### Stated task:
Copy out the data below verbatim.

### Data for the task:
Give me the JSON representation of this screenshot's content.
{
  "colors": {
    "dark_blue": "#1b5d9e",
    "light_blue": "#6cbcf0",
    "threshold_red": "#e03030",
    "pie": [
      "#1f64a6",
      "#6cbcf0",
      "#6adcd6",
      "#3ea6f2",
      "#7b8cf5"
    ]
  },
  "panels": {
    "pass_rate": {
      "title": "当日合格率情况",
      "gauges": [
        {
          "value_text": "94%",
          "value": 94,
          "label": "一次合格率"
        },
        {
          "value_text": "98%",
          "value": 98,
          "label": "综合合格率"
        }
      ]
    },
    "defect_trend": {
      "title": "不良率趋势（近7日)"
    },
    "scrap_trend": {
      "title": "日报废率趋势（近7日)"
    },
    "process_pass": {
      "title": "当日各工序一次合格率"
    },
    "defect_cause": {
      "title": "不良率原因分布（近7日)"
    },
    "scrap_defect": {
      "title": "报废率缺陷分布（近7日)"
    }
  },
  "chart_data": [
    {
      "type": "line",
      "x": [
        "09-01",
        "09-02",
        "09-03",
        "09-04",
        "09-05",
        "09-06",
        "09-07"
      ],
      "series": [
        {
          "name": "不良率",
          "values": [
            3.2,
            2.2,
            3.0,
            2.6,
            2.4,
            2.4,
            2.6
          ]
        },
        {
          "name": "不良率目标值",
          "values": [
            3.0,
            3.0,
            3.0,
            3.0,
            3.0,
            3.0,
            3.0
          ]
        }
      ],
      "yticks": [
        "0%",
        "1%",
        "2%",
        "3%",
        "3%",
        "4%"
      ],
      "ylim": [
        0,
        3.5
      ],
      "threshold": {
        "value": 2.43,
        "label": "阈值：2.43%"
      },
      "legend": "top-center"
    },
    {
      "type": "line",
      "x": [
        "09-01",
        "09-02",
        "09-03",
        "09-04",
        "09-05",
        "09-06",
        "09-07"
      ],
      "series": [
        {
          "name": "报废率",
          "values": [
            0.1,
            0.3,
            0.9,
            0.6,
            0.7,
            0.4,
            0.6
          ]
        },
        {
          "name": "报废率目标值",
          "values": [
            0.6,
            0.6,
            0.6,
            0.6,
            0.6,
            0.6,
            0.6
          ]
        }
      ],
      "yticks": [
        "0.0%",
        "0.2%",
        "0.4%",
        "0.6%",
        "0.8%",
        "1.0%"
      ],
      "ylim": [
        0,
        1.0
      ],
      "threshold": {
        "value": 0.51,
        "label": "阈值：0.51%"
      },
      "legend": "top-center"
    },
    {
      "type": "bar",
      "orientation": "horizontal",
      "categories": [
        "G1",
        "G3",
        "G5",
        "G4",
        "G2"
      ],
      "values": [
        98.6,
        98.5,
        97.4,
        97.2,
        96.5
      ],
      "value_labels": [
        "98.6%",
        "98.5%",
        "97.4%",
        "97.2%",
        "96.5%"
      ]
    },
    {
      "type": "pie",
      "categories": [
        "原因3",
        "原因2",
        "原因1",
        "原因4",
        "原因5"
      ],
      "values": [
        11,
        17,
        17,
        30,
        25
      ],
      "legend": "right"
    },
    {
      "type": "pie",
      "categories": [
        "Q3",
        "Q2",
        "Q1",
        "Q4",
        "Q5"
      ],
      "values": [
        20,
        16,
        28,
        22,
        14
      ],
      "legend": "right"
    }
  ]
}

### Exercise answer:
Give me the JSON representation of this screenshot's content.
{
  "colors": {
    "dark_blue": "#1b5d9e",
    "light_blue": "#6cbcf0",
    "threshold_red": "#e03030",
    "pie": [
      "#1f64a6",
      "#6cbcf0",
      "#6adcd6",
      "#3ea6f2",
      "#7b8cf5"
    ]
  },
  "panels": {
    "pass_rate": {
      "title": "当日合格率情况",
      "gauges": [
        {
          "value_text": "94%",
          "value": 94,
          "label": "一次合格率"
        },
        {
          "value_text": "98%",
          "value": 98,
          "label": "综合合格率"
        }
      ]
    },
    "defect_trend": {
      "title": "不良率趋势（近7日)"
    },
    "scrap_trend": {
      "title": "日报废率趋势（近7日)"
    },
    "process_pass": {
      "title": "当日各工序一次合格率"
    },
    "defect_cause": {
      "title": "不良率原因分布（近7日)"
    },
    "scrap_defect": {
      "title": "报废率缺陷分布（近7日)"
    }
  },
  "chart_data": [
    {
      "type": "line",
      "x": [
        "09-01",
        "09-02",
        "09-03",
        "09-04",
        "09-05",
        "09-06",
        "09-07"
      ],
      "series": [
        {
          "name": "不良率",
          "values": [
            3.2,
            2.2,
            3.0,
            2.6,
            2.4,
            2.4,
            2.6
          ]
        },
        {
          "name": "不良率目标值",
          "values": [
            3.0,
            3.0,
            3.0,
            3.0,
            3.0,
            3.0,
            3.0
          ]
        }
      ],
      "yticks": [
        "0%",
        "1%",
        "2%",
        "3%",
        "3%",
        "4%"
      ],
      "ylim": [
        0,
        3.5
      ],
      "threshold": {
        "value": 2.43,
        "label": "阈值：2.43%"
      },
      "legend": "top-center"
    },
    {
      "type": "line",
      "x": [
        "09-01",
        "09-02",
        "09-03",
        "09-04",
        "09-05",
        "09-06",
        "09-07"
      ],
      "series": [
        {
          "name": "报废率",
          "values": [
            0.1,
            0.3,
            0.9,
            0.6,
            0.7,
            0.4,
            0.6
          ]
        },
        {
          "name": "报废率目标值",
          "values": [
            0.6,
            0.6,
            0.6,
            0.6,
            0.6,
            0.6,
            0.6
          ]
        }
      ],
      "yticks": [
        "0.0%",
        "0.2%",
        "0.4%",
        "0.6%",
        "0.8%",
        "1.0%"
      ],
      "ylim": [
        0,
        1.0
      ],
      "threshold": {
        "value": 0.51,
        "label": "阈值：0.51%"
      },
      "legend": "top-center"
    },
    {
      "type": "bar",
      "orientation": "horizontal",
      "categories": [
        "G1",
        "G3",
        "G5",
        "G4",
        "G2"
      ],
      "values": [
        98.6,
        98.5,
        97.4,
        97.2,
        96.5
      ],
      "value_labels": [
        "98.6%",
        "98.5%",
        "97.4%",
        "97.2%",
        "96.5%"
      ]
    },
    {
      "type": "pie",
      "categories": [
        "原因3",
        "原因2",
        "原因1",
        "原因4",
        "原因5"
      ],
      "values": [
        11,
        17,
        17,
        30,
        25
      ],
      "legend": "right"
    },
    {
      "type": "pie",
      "categories": [
        "Q3",
        "Q2",
        "Q1",
        "Q4",
        "Q5"
      ],
      "values": [
        20,
        16,
        28,
        22,
        14
      ],
      "legend": "right"
    }
  ]
}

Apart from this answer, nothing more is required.